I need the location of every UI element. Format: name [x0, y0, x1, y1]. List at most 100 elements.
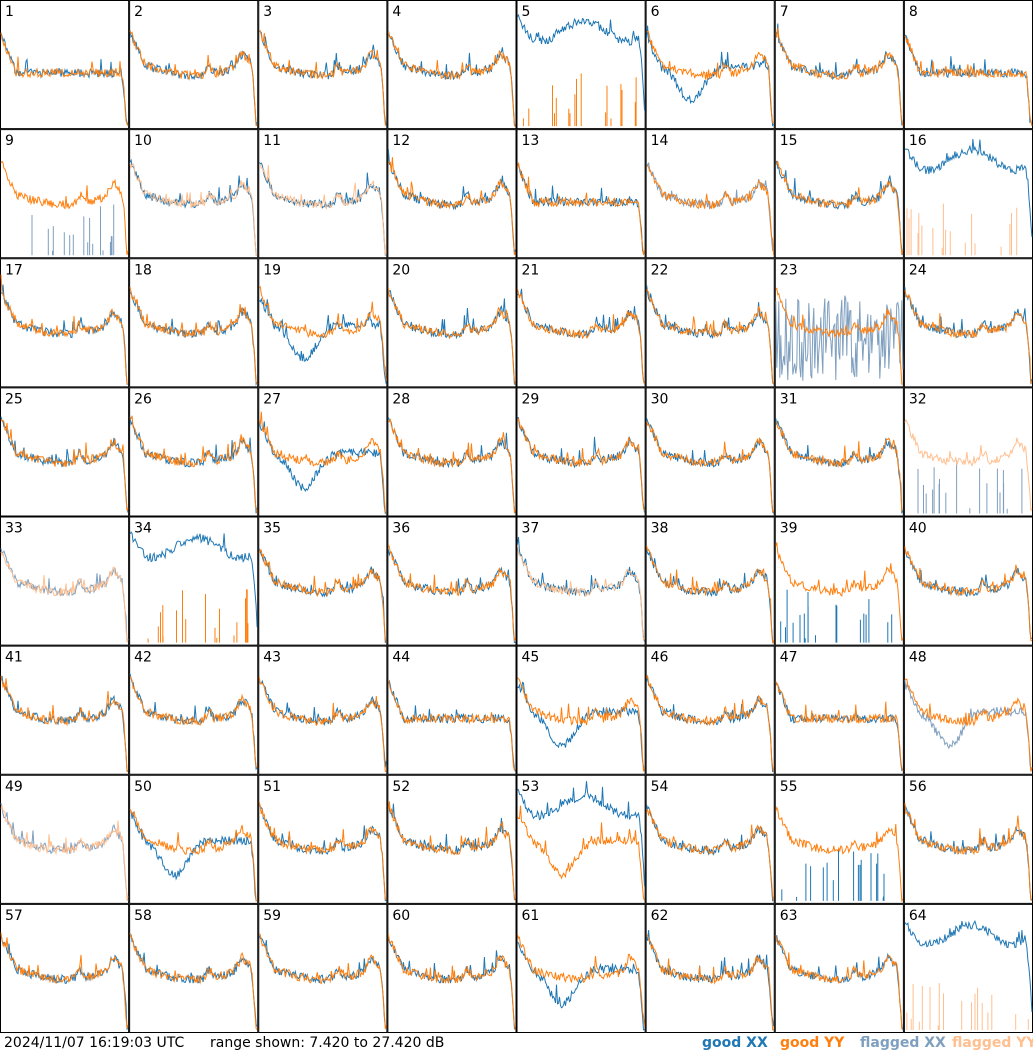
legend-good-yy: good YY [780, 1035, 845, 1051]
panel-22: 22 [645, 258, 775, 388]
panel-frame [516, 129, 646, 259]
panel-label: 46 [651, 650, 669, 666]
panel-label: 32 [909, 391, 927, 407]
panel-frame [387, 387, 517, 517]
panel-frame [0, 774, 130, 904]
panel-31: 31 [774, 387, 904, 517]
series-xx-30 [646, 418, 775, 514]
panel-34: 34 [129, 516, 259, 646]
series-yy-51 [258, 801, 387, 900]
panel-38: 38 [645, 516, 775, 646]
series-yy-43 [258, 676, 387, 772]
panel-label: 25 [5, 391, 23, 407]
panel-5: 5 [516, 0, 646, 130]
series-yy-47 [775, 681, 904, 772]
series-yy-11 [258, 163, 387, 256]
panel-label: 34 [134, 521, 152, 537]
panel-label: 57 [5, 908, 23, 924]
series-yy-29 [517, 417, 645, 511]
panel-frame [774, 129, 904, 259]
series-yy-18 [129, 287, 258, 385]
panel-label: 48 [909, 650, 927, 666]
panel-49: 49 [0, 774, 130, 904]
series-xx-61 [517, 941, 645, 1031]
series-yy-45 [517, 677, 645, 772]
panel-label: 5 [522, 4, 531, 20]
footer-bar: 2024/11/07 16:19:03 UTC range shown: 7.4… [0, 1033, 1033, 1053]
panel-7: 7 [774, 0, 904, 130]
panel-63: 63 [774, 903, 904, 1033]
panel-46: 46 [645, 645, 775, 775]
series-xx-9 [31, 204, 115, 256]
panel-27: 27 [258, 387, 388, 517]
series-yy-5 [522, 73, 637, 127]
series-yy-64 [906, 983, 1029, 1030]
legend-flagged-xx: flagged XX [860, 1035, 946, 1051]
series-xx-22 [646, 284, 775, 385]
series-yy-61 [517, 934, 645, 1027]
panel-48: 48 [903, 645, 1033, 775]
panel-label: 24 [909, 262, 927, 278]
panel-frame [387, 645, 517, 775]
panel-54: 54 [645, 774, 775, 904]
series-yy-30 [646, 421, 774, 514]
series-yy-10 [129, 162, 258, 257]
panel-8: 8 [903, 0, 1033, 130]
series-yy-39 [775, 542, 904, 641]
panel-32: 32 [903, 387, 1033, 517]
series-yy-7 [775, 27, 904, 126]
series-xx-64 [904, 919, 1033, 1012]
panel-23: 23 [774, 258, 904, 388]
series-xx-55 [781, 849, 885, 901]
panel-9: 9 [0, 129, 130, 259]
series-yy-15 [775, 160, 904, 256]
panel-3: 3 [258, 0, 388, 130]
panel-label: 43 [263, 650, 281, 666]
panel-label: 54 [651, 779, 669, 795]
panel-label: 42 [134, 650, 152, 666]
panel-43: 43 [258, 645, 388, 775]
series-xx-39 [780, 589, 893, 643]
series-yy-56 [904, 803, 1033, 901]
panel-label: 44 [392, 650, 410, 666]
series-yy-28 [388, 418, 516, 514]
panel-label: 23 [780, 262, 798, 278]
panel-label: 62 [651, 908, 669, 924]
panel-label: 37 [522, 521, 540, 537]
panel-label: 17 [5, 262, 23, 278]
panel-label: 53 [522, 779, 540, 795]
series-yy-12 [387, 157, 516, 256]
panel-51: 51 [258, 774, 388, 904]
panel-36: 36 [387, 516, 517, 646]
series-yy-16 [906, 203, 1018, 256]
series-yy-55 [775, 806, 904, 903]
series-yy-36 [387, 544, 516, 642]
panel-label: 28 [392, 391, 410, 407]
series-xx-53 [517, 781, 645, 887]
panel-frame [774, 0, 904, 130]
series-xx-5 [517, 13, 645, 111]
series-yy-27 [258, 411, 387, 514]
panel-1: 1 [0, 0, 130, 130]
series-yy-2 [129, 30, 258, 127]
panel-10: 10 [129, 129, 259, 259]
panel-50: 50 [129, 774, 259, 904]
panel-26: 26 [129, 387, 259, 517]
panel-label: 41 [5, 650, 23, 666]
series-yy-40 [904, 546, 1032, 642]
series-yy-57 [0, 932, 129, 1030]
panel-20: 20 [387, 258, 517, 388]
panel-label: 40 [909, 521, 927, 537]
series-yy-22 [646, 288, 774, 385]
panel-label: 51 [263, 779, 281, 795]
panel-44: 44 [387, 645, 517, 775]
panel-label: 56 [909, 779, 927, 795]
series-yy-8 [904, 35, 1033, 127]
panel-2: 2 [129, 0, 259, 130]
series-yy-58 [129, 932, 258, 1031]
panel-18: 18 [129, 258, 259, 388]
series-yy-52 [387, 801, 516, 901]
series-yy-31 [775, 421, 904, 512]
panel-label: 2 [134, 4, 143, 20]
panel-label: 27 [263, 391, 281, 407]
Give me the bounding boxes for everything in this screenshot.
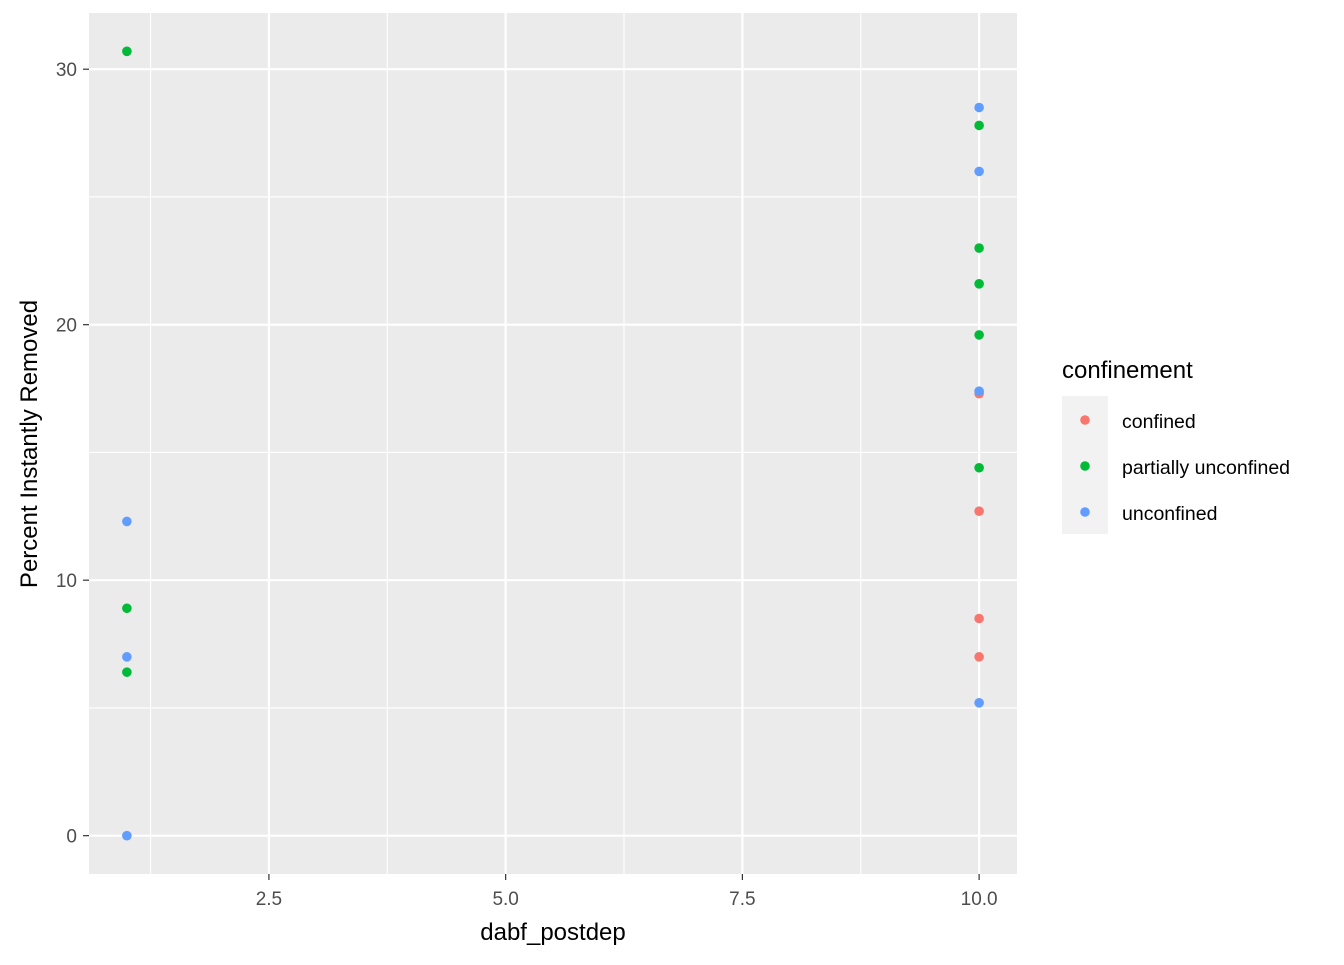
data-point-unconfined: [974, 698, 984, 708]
● ● ● ● ●
PROBLEM DETAILS :: Reproduce all of the lines above word for word, omitting the pictures.

WRITTEN ANSWER ::
I need the location of every UI element. Format: name [x0, y0, x1, y1]. List at most 100 elements.
legend-good-yy: good YY [780, 1035, 845, 1051]
panel-22: 22 [645, 258, 775, 388]
panel-frame [516, 129, 646, 259]
panel-label: 46 [651, 650, 669, 666]
panel-label: 32 [909, 391, 927, 407]
panel-frame [387, 387, 517, 517]
panel-frame [0, 774, 130, 904]
panel-31: 31 [774, 387, 904, 517]
series-xx-30 [646, 418, 775, 514]
panel-34: 34 [129, 516, 259, 646]
series-yy-51 [258, 801, 387, 900]
panel-38: 38 [645, 516, 775, 646]
series-yy-43 [258, 676, 387, 772]
panel-label: 25 [5, 391, 23, 407]
panel-5: 5 [516, 0, 646, 130]
series-yy-47 [775, 681, 904, 772]
series-yy-11 [258, 163, 387, 256]
panel-label: 34 [134, 521, 152, 537]
panel-label: 57 [5, 908, 23, 924]
series-yy-29 [517, 417, 645, 511]
panel-frame [774, 129, 904, 259]
series-yy-18 [129, 287, 258, 385]
panel-label: 48 [909, 650, 927, 666]
panel-49: 49 [0, 774, 130, 904]
series-xx-61 [517, 941, 645, 1031]
series-yy-45 [517, 677, 645, 772]
panel-label: 5 [522, 4, 531, 20]
footer-bar: 2024/11/07 16:19:03 UTC range shown: 7.4… [0, 1033, 1033, 1053]
panel-7: 7 [774, 0, 904, 130]
panel-63: 63 [774, 903, 904, 1033]
panel-46: 46 [645, 645, 775, 775]
series-xx-9 [31, 204, 115, 256]
panel-27: 27 [258, 387, 388, 517]
series-yy-5 [522, 73, 637, 127]
series-yy-64 [906, 983, 1029, 1030]
legend-flagged-xx: flagged XX [860, 1035, 946, 1051]
series-xx-22 [646, 284, 775, 385]
series-yy-61 [517, 934, 645, 1027]
panel-48: 48 [903, 645, 1033, 775]
panel-label: 24 [909, 262, 927, 278]
panel-frame [387, 645, 517, 775]
panel-54: 54 [645, 774, 775, 904]
series-yy-30 [646, 421, 774, 514]
series-yy-10 [129, 162, 258, 257]
panel-8: 8 [903, 0, 1033, 130]
series-yy-39 [775, 542, 904, 641]
panel-32: 32 [903, 387, 1033, 517]
series-yy-7 [775, 27, 904, 126]
series-xx-64 [904, 919, 1033, 1012]
panel-23: 23 [774, 258, 904, 388]
series-xx-55 [781, 849, 885, 901]
panel-9: 9 [0, 129, 130, 259]
series-yy-15 [775, 160, 904, 256]
panel-3: 3 [258, 0, 388, 130]
panel-label: 43 [263, 650, 281, 666]
panel-label: 54 [651, 779, 669, 795]
panel-label: 42 [134, 650, 152, 666]
panel-43: 43 [258, 645, 388, 775]
series-xx-39 [780, 589, 893, 643]
series-yy-56 [904, 803, 1033, 901]
panel-label: 44 [392, 650, 410, 666]
series-yy-28 [388, 418, 516, 514]
panel-label: 23 [780, 262, 798, 278]
panel-label: 62 [651, 908, 669, 924]
panel-label: 37 [522, 521, 540, 537]
panel-label: 17 [5, 262, 23, 278]
panel-label: 53 [522, 779, 540, 795]
series-yy-12 [387, 157, 516, 256]
panel-51: 51 [258, 774, 388, 904]
panel-36: 36 [387, 516, 517, 646]
series-yy-16 [906, 203, 1018, 256]
series-yy-55 [775, 806, 904, 903]
series-yy-36 [387, 544, 516, 642]
panel-label: 28 [392, 391, 410, 407]
series-xx-53 [517, 781, 645, 887]
panel-frame [774, 0, 904, 130]
series-xx-5 [517, 13, 645, 111]
series-yy-27 [258, 411, 387, 514]
panel-1: 1 [0, 0, 130, 130]
series-yy-2 [129, 30, 258, 127]
panel-10: 10 [129, 129, 259, 259]
panel-50: 50 [129, 774, 259, 904]
panel-26: 26 [129, 387, 259, 517]
panel-label: 41 [5, 650, 23, 666]
series-yy-40 [904, 546, 1032, 642]
series-yy-57 [0, 932, 129, 1030]
panel-20: 20 [387, 258, 517, 388]
panel-label: 40 [909, 521, 927, 537]
series-yy-22 [646, 288, 774, 385]
panel-label: 51 [263, 779, 281, 795]
panel-44: 44 [387, 645, 517, 775]
panel-label: 56 [909, 779, 927, 795]
series-yy-8 [904, 35, 1033, 127]
panel-2: 2 [129, 0, 259, 130]
series-yy-58 [129, 932, 258, 1031]
panel-18: 18 [129, 258, 259, 388]
series-yy-52 [387, 801, 516, 901]
series-yy-31 [775, 421, 904, 512]
panel-label: 2 [134, 4, 143, 20]
panel-label: 27 [263, 391, 281, 407]
Give me the bounding boxes for everything in this screenshot.
data-point-unconfined: [974, 698, 984, 708]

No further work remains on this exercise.